→ Постановка задачи: Перепишите, пожалуйста, все записи ниже строка за строкой, ничего в них не меняя.

Записи коллекции:
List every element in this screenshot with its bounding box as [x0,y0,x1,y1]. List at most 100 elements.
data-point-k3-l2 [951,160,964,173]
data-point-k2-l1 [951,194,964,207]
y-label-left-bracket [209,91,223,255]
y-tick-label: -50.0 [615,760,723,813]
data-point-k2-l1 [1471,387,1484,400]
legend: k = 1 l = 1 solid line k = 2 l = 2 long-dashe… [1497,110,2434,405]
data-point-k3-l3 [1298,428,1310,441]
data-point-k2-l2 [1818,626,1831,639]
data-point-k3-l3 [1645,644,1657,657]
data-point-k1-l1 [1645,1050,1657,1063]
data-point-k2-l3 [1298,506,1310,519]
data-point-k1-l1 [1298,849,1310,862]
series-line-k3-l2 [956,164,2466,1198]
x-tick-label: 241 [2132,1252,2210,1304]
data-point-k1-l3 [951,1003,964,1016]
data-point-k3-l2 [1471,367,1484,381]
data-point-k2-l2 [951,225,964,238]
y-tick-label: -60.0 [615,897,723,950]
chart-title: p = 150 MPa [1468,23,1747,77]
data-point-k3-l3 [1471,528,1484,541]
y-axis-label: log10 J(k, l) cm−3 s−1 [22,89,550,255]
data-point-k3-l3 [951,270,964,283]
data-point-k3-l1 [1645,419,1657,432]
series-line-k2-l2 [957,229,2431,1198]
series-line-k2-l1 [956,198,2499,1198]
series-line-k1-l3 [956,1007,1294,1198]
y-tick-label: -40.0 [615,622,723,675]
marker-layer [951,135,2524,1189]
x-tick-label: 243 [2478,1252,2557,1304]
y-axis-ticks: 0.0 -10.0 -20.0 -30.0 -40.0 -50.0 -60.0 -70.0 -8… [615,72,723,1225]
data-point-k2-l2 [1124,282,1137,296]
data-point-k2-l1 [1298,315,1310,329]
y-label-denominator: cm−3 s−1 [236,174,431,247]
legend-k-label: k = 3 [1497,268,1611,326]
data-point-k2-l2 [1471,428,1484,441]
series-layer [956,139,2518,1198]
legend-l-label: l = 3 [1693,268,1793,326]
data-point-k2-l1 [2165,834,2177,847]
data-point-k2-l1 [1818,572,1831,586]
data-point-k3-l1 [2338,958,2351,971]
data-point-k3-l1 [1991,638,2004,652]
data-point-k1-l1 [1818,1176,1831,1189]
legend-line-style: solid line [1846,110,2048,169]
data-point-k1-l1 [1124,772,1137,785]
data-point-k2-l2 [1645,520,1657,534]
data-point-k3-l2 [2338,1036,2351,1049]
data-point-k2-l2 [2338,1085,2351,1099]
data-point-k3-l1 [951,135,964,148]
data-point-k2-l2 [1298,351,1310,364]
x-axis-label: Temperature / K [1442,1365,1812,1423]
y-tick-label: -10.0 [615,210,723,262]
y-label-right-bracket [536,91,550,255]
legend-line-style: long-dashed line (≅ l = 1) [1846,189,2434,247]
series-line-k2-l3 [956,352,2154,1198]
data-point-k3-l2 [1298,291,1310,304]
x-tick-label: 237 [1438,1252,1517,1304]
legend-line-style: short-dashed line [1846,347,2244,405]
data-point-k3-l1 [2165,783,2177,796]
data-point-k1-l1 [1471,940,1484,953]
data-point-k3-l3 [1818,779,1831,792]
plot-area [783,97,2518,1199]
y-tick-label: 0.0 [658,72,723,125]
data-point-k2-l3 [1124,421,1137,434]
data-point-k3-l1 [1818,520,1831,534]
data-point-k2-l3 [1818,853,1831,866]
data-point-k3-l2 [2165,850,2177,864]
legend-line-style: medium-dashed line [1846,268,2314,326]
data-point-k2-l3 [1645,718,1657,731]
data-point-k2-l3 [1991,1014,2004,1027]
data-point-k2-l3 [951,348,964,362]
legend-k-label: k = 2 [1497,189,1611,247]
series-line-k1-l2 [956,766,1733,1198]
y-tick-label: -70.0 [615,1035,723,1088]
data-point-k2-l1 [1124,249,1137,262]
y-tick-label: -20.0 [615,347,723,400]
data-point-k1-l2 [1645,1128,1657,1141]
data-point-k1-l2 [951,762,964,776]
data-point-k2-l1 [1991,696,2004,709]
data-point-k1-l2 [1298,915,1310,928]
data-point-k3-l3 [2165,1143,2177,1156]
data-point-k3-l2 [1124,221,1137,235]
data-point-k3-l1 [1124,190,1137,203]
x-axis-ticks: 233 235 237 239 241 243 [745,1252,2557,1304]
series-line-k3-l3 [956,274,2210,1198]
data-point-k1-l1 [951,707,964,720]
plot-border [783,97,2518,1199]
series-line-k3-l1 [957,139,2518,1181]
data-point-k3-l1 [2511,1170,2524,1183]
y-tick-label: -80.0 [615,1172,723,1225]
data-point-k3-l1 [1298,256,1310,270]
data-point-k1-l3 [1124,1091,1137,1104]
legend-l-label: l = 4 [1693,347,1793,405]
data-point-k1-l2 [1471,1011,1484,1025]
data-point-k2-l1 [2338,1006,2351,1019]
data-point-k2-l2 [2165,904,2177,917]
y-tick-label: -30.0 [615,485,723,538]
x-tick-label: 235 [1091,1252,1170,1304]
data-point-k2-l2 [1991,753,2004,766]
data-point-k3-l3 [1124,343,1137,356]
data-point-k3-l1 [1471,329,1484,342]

→ Результат выполнения:
List every element in this screenshot with its bounding box as [x0,y0,x1,y1]. List at most 100 elements.
data-point-k3-l2 [951,160,964,173]
data-point-k2-l1 [951,194,964,207]
y-label-left-bracket [209,91,223,255]
y-tick-label: -50.0 [615,760,723,813]
data-point-k2-l1 [1471,387,1484,400]
legend: k = 1 l = 1 solid line k = 2 l = 2 long-dashe… [1497,110,2434,405]
data-point-k3-l3 [1298,428,1310,441]
data-point-k2-l2 [1818,626,1831,639]
data-point-k3-l3 [1645,644,1657,657]
data-point-k1-l1 [1645,1050,1657,1063]
data-point-k2-l3 [1298,506,1310,519]
data-point-k1-l1 [1298,849,1310,862]
series-line-k3-l2 [956,164,2466,1198]
x-tick-label: 241 [2132,1252,2210,1304]
data-point-k1-l3 [951,1003,964,1016]
data-point-k3-l2 [1471,367,1484,381]
data-point-k2-l2 [951,225,964,238]
y-tick-label: -60.0 [615,897,723,950]
chart-title: p = 150 MPa [1468,23,1747,77]
data-point-k3-l3 [1471,528,1484,541]
y-axis-label: log10 J(k, l) cm−3 s−1 [22,89,550,255]
data-point-k3-l3 [951,270,964,283]
data-point-k3-l1 [1645,419,1657,432]
series-line-k2-l2 [957,229,2431,1198]
series-line-k2-l1 [956,198,2499,1198]
series-line-k1-l3 [956,1007,1294,1198]
y-tick-label: -40.0 [615,622,723,675]
marker-layer [951,135,2524,1189]
x-tick-label: 243 [2478,1252,2557,1304]
y-axis-ticks: 0.0 -10.0 -20.0 -30.0 -40.0 -50.0 -60.0 -70.0 -8… [615,72,723,1225]
data-point-k2-l2 [1124,282,1137,296]
data-point-k2-l1 [1298,315,1310,329]
y-label-denominator: cm−3 s−1 [236,174,431,247]
legend-k-label: k = 3 [1497,268,1611,326]
data-point-k2-l2 [1471,428,1484,441]
series-layer [956,139,2518,1198]
legend-l-label: l = 3 [1693,268,1793,326]
data-point-k2-l1 [2165,834,2177,847]
data-point-k2-l1 [1818,572,1831,586]
data-point-k3-l1 [2338,958,2351,971]
data-point-k3-l1 [1991,638,2004,652]
data-point-k1-l1 [1818,1176,1831,1189]
legend-line-style: solid line [1846,110,2048,169]
data-point-k1-l1 [1124,772,1137,785]
data-point-k2-l2 [1645,520,1657,534]
data-point-k3-l2 [2338,1036,2351,1049]
data-point-k2-l2 [2338,1085,2351,1099]
data-point-k3-l1 [951,135,964,148]
data-point-k2-l2 [1298,351,1310,364]
x-axis-label: Temperature / K [1442,1365,1812,1423]
y-tick-label: -10.0 [615,210,723,262]
y-label-right-bracket [536,91,550,255]
legend-line-style: long-dashed line (≅ l = 1) [1846,189,2434,247]
series-line-k2-l3 [956,352,2154,1198]
data-point-k3-l2 [1298,291,1310,304]
x-tick-label: 237 [1438,1252,1517,1304]
legend-line-style: short-dashed line [1846,347,2244,405]
data-point-k3-l1 [2165,783,2177,796]
data-point-k1-l1 [1471,940,1484,953]
data-point-k3-l3 [1818,779,1831,792]
plot-area [783,97,2518,1199]
y-tick-label: 0.0 [658,72,723,125]
data-point-k2-l3 [1124,421,1137,434]
data-point-k3-l1 [1818,520,1831,534]
data-point-k2-l3 [1818,853,1831,866]
data-point-k3-l2 [2165,850,2177,864]
legend-line-style: medium-dashed line [1846,268,2314,326]
data-point-k2-l3 [1645,718,1657,731]
data-point-k2-l3 [1991,1014,2004,1027]
data-point-k2-l3 [951,348,964,362]
legend-k-label: k = 2 [1497,189,1611,247]
series-line-k1-l2 [956,766,1733,1198]
y-tick-label: -70.0 [615,1035,723,1088]
data-point-k2-l1 [1124,249,1137,262]
y-tick-label: -20.0 [615,347,723,400]
data-point-k1-l2 [1645,1128,1657,1141]
data-point-k1-l2 [951,762,964,776]
data-point-k2-l1 [1991,696,2004,709]
data-point-k1-l2 [1298,915,1310,928]
data-point-k3-l3 [2165,1143,2177,1156]
data-point-k3-l2 [1124,221,1137,235]
data-point-k3-l1 [1124,190,1137,203]
x-axis-ticks: 233 235 237 239 241 243 [745,1252,2557,1304]
series-line-k3-l3 [956,274,2210,1198]
data-point-k1-l1 [951,707,964,720]
plot-border [783,97,2518,1199]
series-line-k3-l1 [957,139,2518,1181]
data-point-k3-l1 [2511,1170,2524,1183]
y-tick-label: -80.0 [615,1172,723,1225]
data-point-k3-l1 [1298,256,1310,270]
data-point-k1-l3 [1124,1091,1137,1104]
legend-l-label: l = 4 [1693,347,1793,405]
data-point-k1-l2 [1471,1011,1484,1025]
data-point-k2-l1 [2338,1006,2351,1019]
data-point-k2-l2 [2165,904,2177,917]
y-tick-label: -30.0 [615,485,723,538]
x-tick-label: 235 [1091,1252,1170,1304]
data-point-k2-l2 [1991,753,2004,766]
data-point-k3-l3 [1124,343,1137,356]
data-point-k3-l1 [1471,329,1484,342]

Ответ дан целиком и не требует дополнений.